**Set task**
Leave out the pictures and return every entry exactly as it appears.

**Data listing**
━━━━━━

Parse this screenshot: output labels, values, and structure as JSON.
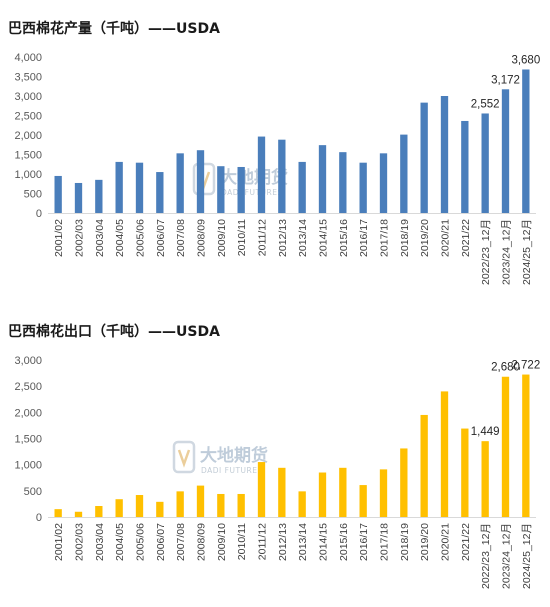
{
  "watermark": {
    "name": "大地期货",
    "sub": "DADI FUTURES"
  },
  "chart_data": [
    {
      "type": "bar",
      "title": "巴西棉花产量（千吨）——USDA",
      "color": "#4a7ebb",
      "ylim": [
        0,
        4000
      ],
      "yticks": [
        "0",
        "500",
        "1,000",
        "1,500",
        "2,000",
        "2,500",
        "3,000",
        "3,500",
        "4,000"
      ],
      "grid": false,
      "categories": [
        "2001/02",
        "2002/03",
        "2003/04",
        "2004/05",
        "2005/06",
        "2006/07",
        "2007/08",
        "2008/09",
        "2009/10",
        "2010/11",
        "2011/12",
        "2012/13",
        "2013/14",
        "2014/15",
        "2015/16",
        "2016/17",
        "2017/18",
        "2018/19",
        "2019/20",
        "2020/21",
        "2021/22",
        "2022/23_12月",
        "2023/24_12月",
        "2024/25_12月"
      ],
      "values": [
        950,
        770,
        850,
        1310,
        1290,
        1050,
        1530,
        1610,
        1200,
        1180,
        1960,
        1880,
        1310,
        1740,
        1560,
        1290,
        1530,
        2010,
        2830,
        3000,
        2360,
        2552,
        3172,
        3680
      ],
      "data_labels": [
        {
          "index": 21,
          "text": "2,552"
        },
        {
          "index": 22,
          "text": "3,172"
        },
        {
          "index": 23,
          "text": "3,680"
        }
      ]
    },
    {
      "type": "bar",
      "title": "巴西棉花出口（千吨）——USDA",
      "color": "#ffc000",
      "ylim": [
        0,
        3000
      ],
      "yticks": [
        "0",
        "500",
        "1,000",
        "1,500",
        "2,000",
        "2,500",
        "3,000"
      ],
      "grid": false,
      "categories": [
        "2001/02",
        "2002/03",
        "2003/04",
        "2004/05",
        "2005/06",
        "2006/07",
        "2007/08",
        "2008/09",
        "2009/10",
        "2010/11",
        "2011/12",
        "2012/13",
        "2013/14",
        "2014/15",
        "2015/16",
        "2016/17",
        "2017/18",
        "2018/19",
        "2019/20",
        "2020/21",
        "2021/22",
        "2022/23_12月",
        "2023/24_12月",
        "2024/25_12月"
      ],
      "values": [
        150,
        100,
        210,
        340,
        420,
        290,
        490,
        600,
        440,
        440,
        1050,
        940,
        490,
        850,
        940,
        610,
        910,
        1310,
        1950,
        2400,
        1690,
        1449,
        2680,
        2722
      ],
      "data_labels": [
        {
          "index": 21,
          "text": "1,449"
        },
        {
          "index": 22,
          "text": "2,680"
        },
        {
          "index": 23,
          "text": "2,722"
        }
      ]
    }
  ]
}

━━━━━━

**Reply to the task**
Parse this screenshot: output labels, values, and structure as JSON.
{
  "watermark": {
    "name": "大地期货",
    "sub": "DADI FUTURES"
  },
  "chart_data": [
    {
      "type": "bar",
      "title": "巴西棉花产量（千吨）——USDA",
      "color": "#4a7ebb",
      "ylim": [
        0,
        4000
      ],
      "yticks": [
        "0",
        "500",
        "1,000",
        "1,500",
        "2,000",
        "2,500",
        "3,000",
        "3,500",
        "4,000"
      ],
      "grid": false,
      "categories": [
        "2001/02",
        "2002/03",
        "2003/04",
        "2004/05",
        "2005/06",
        "2006/07",
        "2007/08",
        "2008/09",
        "2009/10",
        "2010/11",
        "2011/12",
        "2012/13",
        "2013/14",
        "2014/15",
        "2015/16",
        "2016/17",
        "2017/18",
        "2018/19",
        "2019/20",
        "2020/21",
        "2021/22",
        "2022/23_12月",
        "2023/24_12月",
        "2024/25_12月"
      ],
      "values": [
        950,
        770,
        850,
        1310,
        1290,
        1050,
        1530,
        1610,
        1200,
        1180,
        1960,
        1880,
        1310,
        1740,
        1560,
        1290,
        1530,
        2010,
        2830,
        3000,
        2360,
        2552,
        3172,
        3680
      ],
      "data_labels": [
        {
          "index": 21,
          "text": "2,552"
        },
        {
          "index": 22,
          "text": "3,172"
        },
        {
          "index": 23,
          "text": "3,680"
        }
      ]
    },
    {
      "type": "bar",
      "title": "巴西棉花出口（千吨）——USDA",
      "color": "#ffc000",
      "ylim": [
        0,
        3000
      ],
      "yticks": [
        "0",
        "500",
        "1,000",
        "1,500",
        "2,000",
        "2,500",
        "3,000"
      ],
      "grid": false,
      "categories": [
        "2001/02",
        "2002/03",
        "2003/04",
        "2004/05",
        "2005/06",
        "2006/07",
        "2007/08",
        "2008/09",
        "2009/10",
        "2010/11",
        "2011/12",
        "2012/13",
        "2013/14",
        "2014/15",
        "2015/16",
        "2016/17",
        "2017/18",
        "2018/19",
        "2019/20",
        "2020/21",
        "2021/22",
        "2022/23_12月",
        "2023/24_12月",
        "2024/25_12月"
      ],
      "values": [
        150,
        100,
        210,
        340,
        420,
        290,
        490,
        600,
        440,
        440,
        1050,
        940,
        490,
        850,
        940,
        610,
        910,
        1310,
        1950,
        2400,
        1690,
        1449,
        2680,
        2722
      ],
      "data_labels": [
        {
          "index": 21,
          "text": "1,449"
        },
        {
          "index": 22,
          "text": "2,680"
        },
        {
          "index": 23,
          "text": "2,722"
        }
      ]
    }
  ]
}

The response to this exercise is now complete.